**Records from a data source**
===============

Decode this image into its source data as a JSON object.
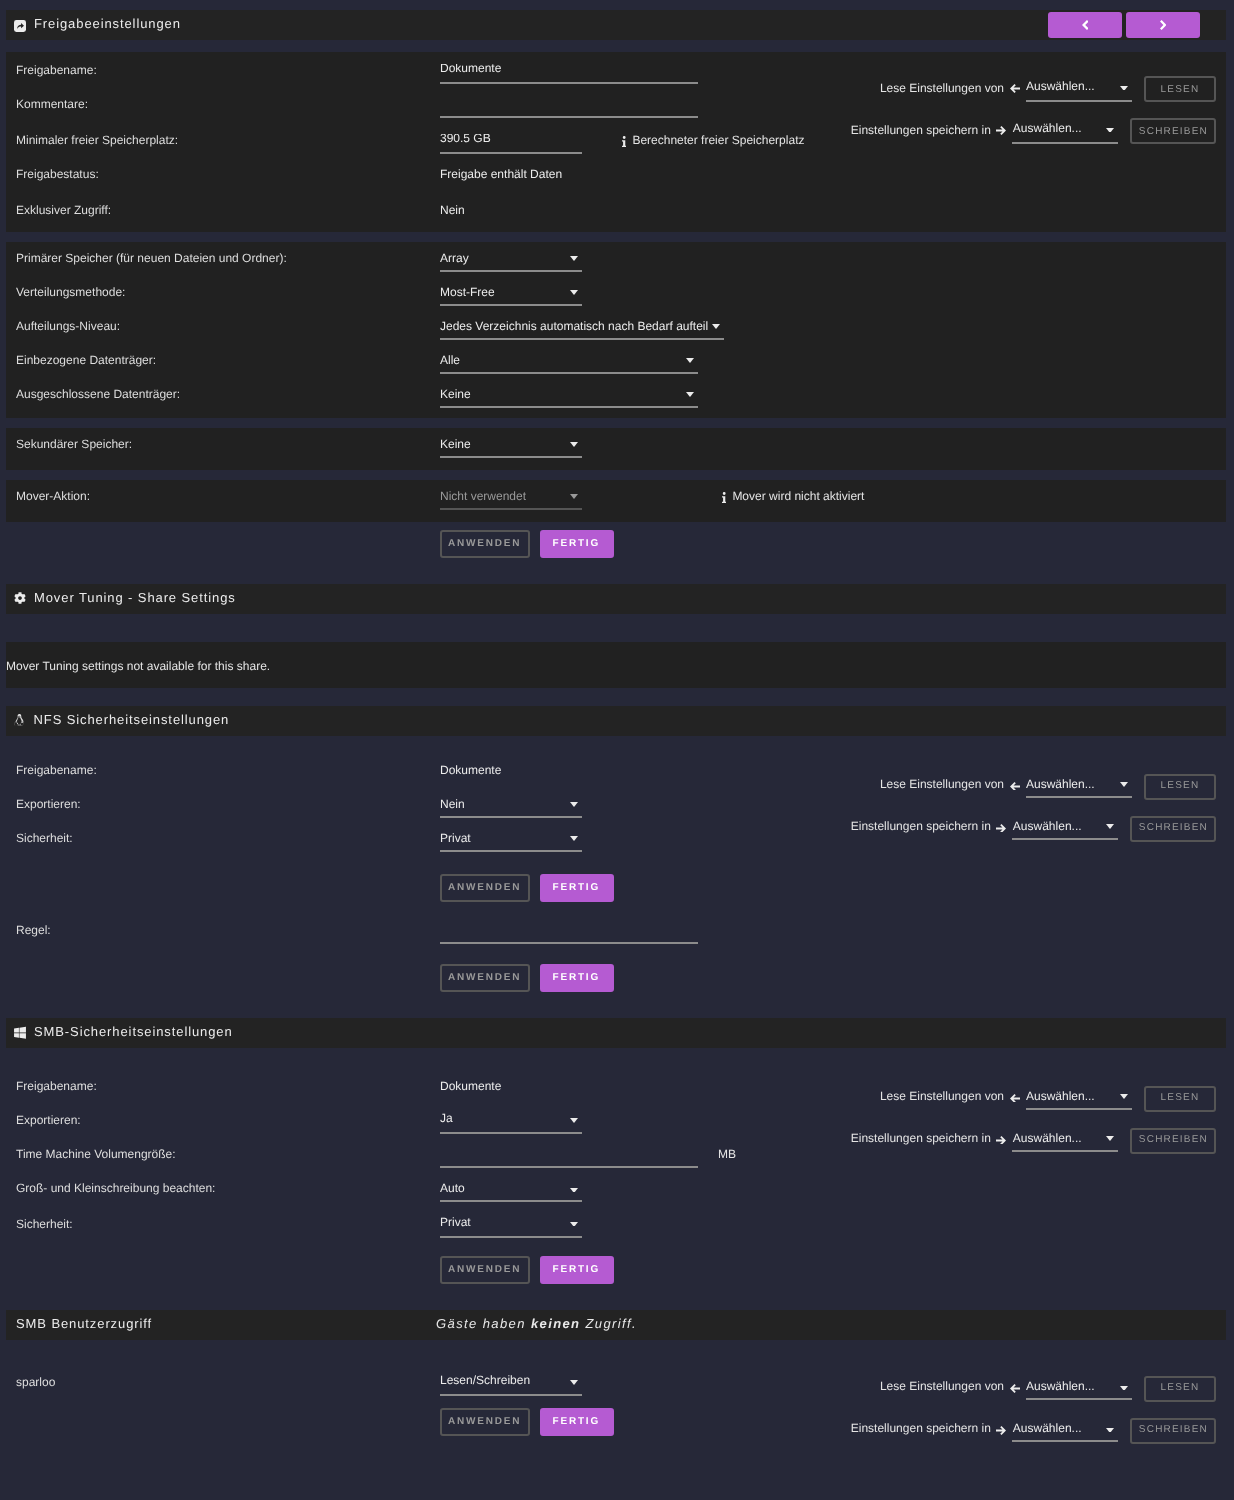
{
  "share_settings": {
    "title": "Freigabeeinstellungen",
    "nav_buttons": [
      {
        "kind": "previous"
      },
      {
        "kind": "next"
      }
    ],
    "panels": [
      {
        "rows": [
          {
            "kind": "widefield",
            "label": "Freigabename:",
            "value": "Dokumente"
          },
          {
            "kind": "widefield",
            "label": "Kommentare:"
          },
          {
            "kind": "field",
            "label": "Minimaler freier Speicherplatz:",
            "value": "390.5 GB",
            "note": "Berechneter freier Speicherplatz"
          },
          {
            "kind": "text",
            "label": "Freigabestatus:",
            "value": "Freigabe enthält Daten"
          },
          {
            "kind": "text",
            "label": "Exklusiver Zugriff:",
            "value": "Nein"
          }
        ],
        "presets": [
          {
            "kind": "read",
            "label": "Lese Einstellungen von",
            "select": "Auswählen...",
            "button": "LESEN",
            "disabled": true
          },
          {
            "kind": "write",
            "label": "Einstellungen speichern in",
            "select": "Auswählen...",
            "button": "SCHREIBEN",
            "disabled": true
          }
        ]
      },
      {
        "rows": [
          {
            "kind": "select",
            "label": "Primärer Speicher (für neuen Dateien und Ordner):",
            "value": "Array",
            "disabled": false
          },
          {
            "kind": "select",
            "label": "Verteilungsmethode:",
            "value": "Most-Free",
            "disabled": false
          },
          {
            "kind": "wideselect",
            "label": "Aufteilungs-Niveau:",
            "value": "Jedes Verzeichnis automatisch nach Bedarf aufteil",
            "disabled": false
          },
          {
            "kind": "wideselect",
            "label": "Einbezogene Datenträger:",
            "value": "Alle",
            "disabled": false
          },
          {
            "kind": "wideselect",
            "label": "Ausgeschlossene Datenträger:",
            "value": "Keine",
            "disabled": false
          }
        ]
      },
      {
        "rows": [
          {
            "kind": "select",
            "label": "Sekundärer Speicher:",
            "value": "Keine",
            "disabled": false
          }
        ]
      },
      {
        "rows": [
          {
            "kind": "select",
            "label": "Mover-Aktion:",
            "value": "Nicht verwendet",
            "disabled": true,
            "note": "Mover wird nicht aktiviert"
          }
        ]
      }
    ],
    "actions": [
      {
        "label": "ANWENDEN",
        "disabled": true
      },
      {
        "label": "FERTIG",
        "disabled": false
      }
    ]
  },
  "mover_tuning": {
    "title": "Mover Tuning - Share Settings",
    "message": "Mover Tuning settings not available for this share."
  },
  "nfs_security": {
    "title": "NFS Sicherheitseinstellungen",
    "rows": [
      {
        "kind": "text",
        "label": "Freigabename:",
        "value": "Dokumente"
      },
      {
        "kind": "select",
        "label": "Exportieren:",
        "value": "Nein",
        "disabled": false
      },
      {
        "kind": "select",
        "label": "Sicherheit:",
        "value": "Privat",
        "disabled": false
      }
    ],
    "actions": [
      {
        "label": "ANWENDEN",
        "disabled": true
      },
      {
        "label": "FERTIG",
        "disabled": false
      }
    ],
    "rule_rows": [
      {
        "kind": "widefield",
        "label": "Regel:"
      }
    ],
    "rule_actions": [
      {
        "label": "ANWENDEN",
        "disabled": true
      },
      {
        "label": "FERTIG",
        "disabled": false
      }
    ],
    "presets": [
      {
        "kind": "read",
        "label": "Lese Einstellungen von",
        "select": "Auswählen...",
        "button": "LESEN",
        "disabled": true
      },
      {
        "kind": "write",
        "label": "Einstellungen speichern in",
        "select": "Auswählen...",
        "button": "SCHREIBEN",
        "disabled": true
      }
    ]
  },
  "smb_security": {
    "title": "SMB-Sicherheitseinstellungen",
    "rows": [
      {
        "kind": "text",
        "label": "Freigabename:",
        "value": "Dokumente"
      },
      {
        "kind": "select",
        "label": "Exportieren:",
        "value": "Ja",
        "disabled": false
      },
      {
        "kind": "widefield",
        "label": "Time Machine Volumengröße:",
        "unit": "MB"
      },
      {
        "kind": "select",
        "label": "Groß- und Kleinschreibung beachten:",
        "value": "Auto",
        "disabled": false
      },
      {
        "kind": "select",
        "label": "Sicherheit:",
        "value": "Privat",
        "disabled": false
      }
    ],
    "actions": [
      {
        "label": "ANWENDEN",
        "disabled": true
      },
      {
        "label": "FERTIG",
        "disabled": false
      }
    ],
    "presets": [
      {
        "kind": "read",
        "label": "Lese Einstellungen von",
        "select": "Auswählen...",
        "button": "LESEN",
        "disabled": true
      },
      {
        "kind": "write",
        "label": "Einstellungen speichern in",
        "select": "Auswählen...",
        "button": "SCHREIBEN",
        "disabled": true
      }
    ]
  },
  "smb_user_access": {
    "title": "SMB Benutzerzugriff",
    "notice": "Gäste haben **keinen** Zugriff.",
    "users": [
      {
        "kind": "select",
        "label": "sparloo",
        "value": "Lesen/Schreiben",
        "disabled": false
      }
    ],
    "actions": [
      {
        "label": "ANWENDEN",
        "disabled": true
      },
      {
        "label": "FERTIG",
        "disabled": false
      }
    ],
    "presets": [
      {
        "kind": "read",
        "label": "Lese Einstellungen von",
        "select": "Auswählen...",
        "button": "LESEN",
        "disabled": true
      },
      {
        "kind": "write",
        "label": "Einstellungen speichern in",
        "select": "Auswählen...",
        "button": "SCHREIBEN",
        "disabled": true
      }
    ]
  }
}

===============

**Problem statement**
Repeat the material above in full and exactly, omitting the pictures.

**Exercise output**
Decode this image into its source data as a JSON object.
{
  "share_settings": {
    "title": "Freigabeeinstellungen",
    "nav_buttons": [
      {
        "kind": "previous"
      },
      {
        "kind": "next"
      }
    ],
    "panels": [
      {
        "rows": [
          {
            "kind": "widefield",
            "label": "Freigabename:",
            "value": "Dokumente"
          },
          {
            "kind": "widefield",
            "label": "Kommentare:"
          },
          {
            "kind": "field",
            "label": "Minimaler freier Speicherplatz:",
            "value": "390.5 GB",
            "note": "Berechneter freier Speicherplatz"
          },
          {
            "kind": "text",
            "label": "Freigabestatus:",
            "value": "Freigabe enthält Daten"
          },
          {
            "kind": "text",
            "label": "Exklusiver Zugriff:",
            "value": "Nein"
          }
        ],
        "presets": [
          {
            "kind": "read",
            "label": "Lese Einstellungen von",
            "select": "Auswählen...",
            "button": "LESEN",
            "disabled": true
          },
          {
            "kind": "write",
            "label": "Einstellungen speichern in",
            "select": "Auswählen...",
            "button": "SCHREIBEN",
            "disabled": true
          }
        ]
      },
      {
        "rows": [
          {
            "kind": "select",
            "label": "Primärer Speicher (für neuen Dateien und Ordner):",
            "value": "Array",
            "disabled": false
          },
          {
            "kind": "select",
            "label": "Verteilungsmethode:",
            "value": "Most-Free",
            "disabled": false
          },
          {
            "kind": "wideselect",
            "label": "Aufteilungs-Niveau:",
            "value": "Jedes Verzeichnis automatisch nach Bedarf aufteil",
            "disabled": false
          },
          {
            "kind": "wideselect",
            "label": "Einbezogene Datenträger:",
            "value": "Alle",
            "disabled": false
          },
          {
            "kind": "wideselect",
            "label": "Ausgeschlossene Datenträger:",
            "value": "Keine",
            "disabled": false
          }
        ]
      },
      {
        "rows": [
          {
            "kind": "select",
            "label": "Sekundärer Speicher:",
            "value": "Keine",
            "disabled": false
          }
        ]
      },
      {
        "rows": [
          {
            "kind": "select",
            "label": "Mover-Aktion:",
            "value": "Nicht verwendet",
            "disabled": true,
            "note": "Mover wird nicht aktiviert"
          }
        ]
      }
    ],
    "actions": [
      {
        "label": "ANWENDEN",
        "disabled": true
      },
      {
        "label": "FERTIG",
        "disabled": false
      }
    ]
  },
  "mover_tuning": {
    "title": "Mover Tuning - Share Settings",
    "message": "Mover Tuning settings not available for this share."
  },
  "nfs_security": {
    "title": "NFS Sicherheitseinstellungen",
    "rows": [
      {
        "kind": "text",
        "label": "Freigabename:",
        "value": "Dokumente"
      },
      {
        "kind": "select",
        "label": "Exportieren:",
        "value": "Nein",
        "disabled": false
      },
      {
        "kind": "select",
        "label": "Sicherheit:",
        "value": "Privat",
        "disabled": false
      }
    ],
    "actions": [
      {
        "label": "ANWENDEN",
        "disabled": true
      },
      {
        "label": "FERTIG",
        "disabled": false
      }
    ],
    "rule_rows": [
      {
        "kind": "widefield",
        "label": "Regel:"
      }
    ],
    "rule_actions": [
      {
        "label": "ANWENDEN",
        "disabled": true
      },
      {
        "label": "FERTIG",
        "disabled": false
      }
    ],
    "presets": [
      {
        "kind": "read",
        "label": "Lese Einstellungen von",
        "select": "Auswählen...",
        "button": "LESEN",
        "disabled": true
      },
      {
        "kind": "write",
        "label": "Einstellungen speichern in",
        "select": "Auswählen...",
        "button": "SCHREIBEN",
        "disabled": true
      }
    ]
  },
  "smb_security": {
    "title": "SMB-Sicherheitseinstellungen",
    "rows": [
      {
        "kind": "text",
        "label": "Freigabename:",
        "value": "Dokumente"
      },
      {
        "kind": "select",
        "label": "Exportieren:",
        "value": "Ja",
        "disabled": false
      },
      {
        "kind": "widefield",
        "label": "Time Machine Volumengröße:",
        "unit": "MB"
      },
      {
        "kind": "select",
        "label": "Groß- und Kleinschreibung beachten:",
        "value": "Auto",
        "disabled": false
      },
      {
        "kind": "select",
        "label": "Sicherheit:",
        "value": "Privat",
        "disabled": false
      }
    ],
    "actions": [
      {
        "label": "ANWENDEN",
        "disabled": true
      },
      {
        "label": "FERTIG",
        "disabled": false
      }
    ],
    "presets": [
      {
        "kind": "read",
        "label": "Lese Einstellungen von",
        "select": "Auswählen...",
        "button": "LESEN",
        "disabled": true
      },
      {
        "kind": "write",
        "label": "Einstellungen speichern in",
        "select": "Auswählen...",
        "button": "SCHREIBEN",
        "disabled": true
      }
    ]
  },
  "smb_user_access": {
    "title": "SMB Benutzerzugriff",
    "notice": "Gäste haben **keinen** Zugriff.",
    "users": [
      {
        "kind": "select",
        "label": "sparloo",
        "value": "Lesen/Schreiben",
        "disabled": false
      }
    ],
    "actions": [
      {
        "label": "ANWENDEN",
        "disabled": true
      },
      {
        "label": "FERTIG",
        "disabled": false
      }
    ],
    "presets": [
      {
        "kind": "read",
        "label": "Lese Einstellungen von",
        "select": "Auswählen...",
        "button": "LESEN",
        "disabled": true
      },
      {
        "kind": "write",
        "label": "Einstellungen speichern in",
        "select": "Auswählen...",
        "button": "SCHREIBEN",
        "disabled": true
      }
    ]
  }
}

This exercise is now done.